***** Entries shown *****

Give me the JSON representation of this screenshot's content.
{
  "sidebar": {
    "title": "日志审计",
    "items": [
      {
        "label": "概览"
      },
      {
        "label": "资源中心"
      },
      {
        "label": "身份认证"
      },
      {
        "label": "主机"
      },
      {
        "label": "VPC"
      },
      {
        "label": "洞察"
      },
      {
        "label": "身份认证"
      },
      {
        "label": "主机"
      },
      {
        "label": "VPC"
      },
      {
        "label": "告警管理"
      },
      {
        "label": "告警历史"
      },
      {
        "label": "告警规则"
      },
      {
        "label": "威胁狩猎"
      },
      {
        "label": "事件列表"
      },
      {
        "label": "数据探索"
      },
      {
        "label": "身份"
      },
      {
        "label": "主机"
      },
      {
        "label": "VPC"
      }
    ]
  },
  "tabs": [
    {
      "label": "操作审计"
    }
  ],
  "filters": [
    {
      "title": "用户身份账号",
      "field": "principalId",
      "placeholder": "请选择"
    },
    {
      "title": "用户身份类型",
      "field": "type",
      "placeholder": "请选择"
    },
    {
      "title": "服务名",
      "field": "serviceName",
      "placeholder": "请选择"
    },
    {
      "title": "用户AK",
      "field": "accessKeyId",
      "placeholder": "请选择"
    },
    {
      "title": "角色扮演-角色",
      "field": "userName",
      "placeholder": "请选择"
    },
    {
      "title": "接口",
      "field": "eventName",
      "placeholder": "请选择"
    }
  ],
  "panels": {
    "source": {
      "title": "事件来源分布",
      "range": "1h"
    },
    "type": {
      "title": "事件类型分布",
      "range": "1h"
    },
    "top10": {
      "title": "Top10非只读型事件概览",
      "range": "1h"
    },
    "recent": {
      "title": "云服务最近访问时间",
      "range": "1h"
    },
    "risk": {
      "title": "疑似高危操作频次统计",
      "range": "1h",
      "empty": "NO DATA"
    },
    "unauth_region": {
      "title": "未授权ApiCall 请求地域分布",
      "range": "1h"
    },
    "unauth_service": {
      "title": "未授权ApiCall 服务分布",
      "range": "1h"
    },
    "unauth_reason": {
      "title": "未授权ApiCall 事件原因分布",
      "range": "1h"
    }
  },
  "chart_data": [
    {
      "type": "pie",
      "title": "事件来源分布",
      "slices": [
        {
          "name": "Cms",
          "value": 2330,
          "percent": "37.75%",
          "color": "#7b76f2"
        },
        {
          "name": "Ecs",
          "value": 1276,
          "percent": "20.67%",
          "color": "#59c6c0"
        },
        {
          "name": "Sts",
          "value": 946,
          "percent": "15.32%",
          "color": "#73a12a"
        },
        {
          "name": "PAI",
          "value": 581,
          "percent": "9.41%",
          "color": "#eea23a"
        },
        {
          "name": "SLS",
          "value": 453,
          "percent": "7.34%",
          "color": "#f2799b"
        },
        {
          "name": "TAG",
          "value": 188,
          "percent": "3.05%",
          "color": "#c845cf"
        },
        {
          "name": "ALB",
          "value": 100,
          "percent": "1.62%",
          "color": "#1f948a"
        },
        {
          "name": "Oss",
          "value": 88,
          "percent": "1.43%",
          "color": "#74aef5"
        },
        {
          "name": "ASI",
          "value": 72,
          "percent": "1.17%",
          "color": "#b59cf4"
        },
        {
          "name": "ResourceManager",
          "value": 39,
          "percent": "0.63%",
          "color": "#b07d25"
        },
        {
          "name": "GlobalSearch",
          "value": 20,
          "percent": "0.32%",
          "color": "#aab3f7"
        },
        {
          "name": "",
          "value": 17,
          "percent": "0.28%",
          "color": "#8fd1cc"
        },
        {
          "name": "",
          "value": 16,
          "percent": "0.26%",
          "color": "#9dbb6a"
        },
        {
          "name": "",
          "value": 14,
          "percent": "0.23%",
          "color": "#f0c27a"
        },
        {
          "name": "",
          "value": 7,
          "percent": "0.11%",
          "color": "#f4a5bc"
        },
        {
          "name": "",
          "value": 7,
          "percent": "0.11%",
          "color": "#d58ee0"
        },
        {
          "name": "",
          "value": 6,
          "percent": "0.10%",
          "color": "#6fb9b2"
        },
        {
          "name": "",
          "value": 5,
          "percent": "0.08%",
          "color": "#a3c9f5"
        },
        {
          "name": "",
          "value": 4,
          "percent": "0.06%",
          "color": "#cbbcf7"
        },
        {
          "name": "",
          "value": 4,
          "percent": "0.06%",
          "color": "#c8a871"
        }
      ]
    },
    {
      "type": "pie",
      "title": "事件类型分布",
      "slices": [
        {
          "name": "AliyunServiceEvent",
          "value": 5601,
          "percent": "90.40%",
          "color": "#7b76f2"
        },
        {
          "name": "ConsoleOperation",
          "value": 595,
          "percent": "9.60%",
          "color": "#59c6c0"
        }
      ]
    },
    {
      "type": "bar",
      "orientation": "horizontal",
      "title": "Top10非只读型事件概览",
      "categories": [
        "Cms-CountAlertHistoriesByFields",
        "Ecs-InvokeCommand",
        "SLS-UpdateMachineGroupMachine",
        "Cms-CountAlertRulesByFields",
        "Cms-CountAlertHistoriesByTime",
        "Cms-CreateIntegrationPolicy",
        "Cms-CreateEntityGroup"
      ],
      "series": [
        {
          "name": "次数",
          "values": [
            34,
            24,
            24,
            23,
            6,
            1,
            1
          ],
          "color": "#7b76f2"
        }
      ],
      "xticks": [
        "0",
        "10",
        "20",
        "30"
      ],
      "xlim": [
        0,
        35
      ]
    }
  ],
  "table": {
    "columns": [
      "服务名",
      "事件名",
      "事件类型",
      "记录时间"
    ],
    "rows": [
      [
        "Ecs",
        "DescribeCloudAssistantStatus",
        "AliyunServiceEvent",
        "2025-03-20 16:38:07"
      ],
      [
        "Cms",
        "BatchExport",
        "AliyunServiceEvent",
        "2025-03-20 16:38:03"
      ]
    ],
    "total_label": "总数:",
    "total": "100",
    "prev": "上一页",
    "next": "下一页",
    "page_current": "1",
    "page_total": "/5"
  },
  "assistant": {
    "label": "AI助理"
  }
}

*****

• _Exercise goal_: Repeat every entry word for word.

• _Exercise result_:
Give me the JSON representation of this screenshot's content.
{
  "sidebar": {
    "title": "日志审计",
    "items": [
      {
        "label": "概览"
      },
      {
        "label": "资源中心"
      },
      {
        "label": "身份认证"
      },
      {
        "label": "主机"
      },
      {
        "label": "VPC"
      },
      {
        "label": "洞察"
      },
      {
        "label": "身份认证"
      },
      {
        "label": "主机"
      },
      {
        "label": "VPC"
      },
      {
        "label": "告警管理"
      },
      {
        "label": "告警历史"
      },
      {
        "label": "告警规则"
      },
      {
        "label": "威胁狩猎"
      },
      {
        "label": "事件列表"
      },
      {
        "label": "数据探索"
      },
      {
        "label": "身份"
      },
      {
        "label": "主机"
      },
      {
        "label": "VPC"
      }
    ]
  },
  "tabs": [
    {
      "label": "操作审计"
    }
  ],
  "filters": [
    {
      "title": "用户身份账号",
      "field": "principalId",
      "placeholder": "请选择"
    },
    {
      "title": "用户身份类型",
      "field": "type",
      "placeholder": "请选择"
    },
    {
      "title": "服务名",
      "field": "serviceName",
      "placeholder": "请选择"
    },
    {
      "title": "用户AK",
      "field": "accessKeyId",
      "placeholder": "请选择"
    },
    {
      "title": "角色扮演-角色",
      "field": "userName",
      "placeholder": "请选择"
    },
    {
      "title": "接口",
      "field": "eventName",
      "placeholder": "请选择"
    }
  ],
  "panels": {
    "source": {
      "title": "事件来源分布",
      "range": "1h"
    },
    "type": {
      "title": "事件类型分布",
      "range": "1h"
    },
    "top10": {
      "title": "Top10非只读型事件概览",
      "range": "1h"
    },
    "recent": {
      "title": "云服务最近访问时间",
      "range": "1h"
    },
    "risk": {
      "title": "疑似高危操作频次统计",
      "range": "1h",
      "empty": "NO DATA"
    },
    "unauth_region": {
      "title": "未授权ApiCall 请求地域分布",
      "range": "1h"
    },
    "unauth_service": {
      "title": "未授权ApiCall 服务分布",
      "range": "1h"
    },
    "unauth_reason": {
      "title": "未授权ApiCall 事件原因分布",
      "range": "1h"
    }
  },
  "chart_data": [
    {
      "type": "pie",
      "title": "事件来源分布",
      "slices": [
        {
          "name": "Cms",
          "value": 2330,
          "percent": "37.75%",
          "color": "#7b76f2"
        },
        {
          "name": "Ecs",
          "value": 1276,
          "percent": "20.67%",
          "color": "#59c6c0"
        },
        {
          "name": "Sts",
          "value": 946,
          "percent": "15.32%",
          "color": "#73a12a"
        },
        {
          "name": "PAI",
          "value": 581,
          "percent": "9.41%",
          "color": "#eea23a"
        },
        {
          "name": "SLS",
          "value": 453,
          "percent": "7.34%",
          "color": "#f2799b"
        },
        {
          "name": "TAG",
          "value": 188,
          "percent": "3.05%",
          "color": "#c845cf"
        },
        {
          "name": "ALB",
          "value": 100,
          "percent": "1.62%",
          "color": "#1f948a"
        },
        {
          "name": "Oss",
          "value": 88,
          "percent": "1.43%",
          "color": "#74aef5"
        },
        {
          "name": "ASI",
          "value": 72,
          "percent": "1.17%",
          "color": "#b59cf4"
        },
        {
          "name": "ResourceManager",
          "value": 39,
          "percent": "0.63%",
          "color": "#b07d25"
        },
        {
          "name": "GlobalSearch",
          "value": 20,
          "percent": "0.32%",
          "color": "#aab3f7"
        },
        {
          "name": "",
          "value": 17,
          "percent": "0.28%",
          "color": "#8fd1cc"
        },
        {
          "name": "",
          "value": 16,
          "percent": "0.26%",
          "color": "#9dbb6a"
        },
        {
          "name": "",
          "value": 14,
          "percent": "0.23%",
          "color": "#f0c27a"
        },
        {
          "name": "",
          "value": 7,
          "percent": "0.11%",
          "color": "#f4a5bc"
        },
        {
          "name": "",
          "value": 7,
          "percent": "0.11%",
          "color": "#d58ee0"
        },
        {
          "name": "",
          "value": 6,
          "percent": "0.10%",
          "color": "#6fb9b2"
        },
        {
          "name": "",
          "value": 5,
          "percent": "0.08%",
          "color": "#a3c9f5"
        },
        {
          "name": "",
          "value": 4,
          "percent": "0.06%",
          "color": "#cbbcf7"
        },
        {
          "name": "",
          "value": 4,
          "percent": "0.06%",
          "color": "#c8a871"
        }
      ]
    },
    {
      "type": "pie",
      "title": "事件类型分布",
      "slices": [
        {
          "name": "AliyunServiceEvent",
          "value": 5601,
          "percent": "90.40%",
          "color": "#7b76f2"
        },
        {
          "name": "ConsoleOperation",
          "value": 595,
          "percent": "9.60%",
          "color": "#59c6c0"
        }
      ]
    },
    {
      "type": "bar",
      "orientation": "horizontal",
      "title": "Top10非只读型事件概览",
      "categories": [
        "Cms-CountAlertHistoriesByFields",
        "Ecs-InvokeCommand",
        "SLS-UpdateMachineGroupMachine",
        "Cms-CountAlertRulesByFields",
        "Cms-CountAlertHistoriesByTime",
        "Cms-CreateIntegrationPolicy",
        "Cms-CreateEntityGroup"
      ],
      "series": [
        {
          "name": "次数",
          "values": [
            34,
            24,
            24,
            23,
            6,
            1,
            1
          ],
          "color": "#7b76f2"
        }
      ],
      "xticks": [
        "0",
        "10",
        "20",
        "30"
      ],
      "xlim": [
        0,
        35
      ]
    }
  ],
  "table": {
    "columns": [
      "服务名",
      "事件名",
      "事件类型",
      "记录时间"
    ],
    "rows": [
      [
        "Ecs",
        "DescribeCloudAssistantStatus",
        "AliyunServiceEvent",
        "2025-03-20 16:38:07"
      ],
      [
        "Cms",
        "BatchExport",
        "AliyunServiceEvent",
        "2025-03-20 16:38:03"
      ]
    ],
    "total_label": "总数:",
    "total": "100",
    "prev": "上一页",
    "next": "下一页",
    "page_current": "1",
    "page_total": "/5"
  },
  "assistant": {
    "label": "AI助理"
  }
}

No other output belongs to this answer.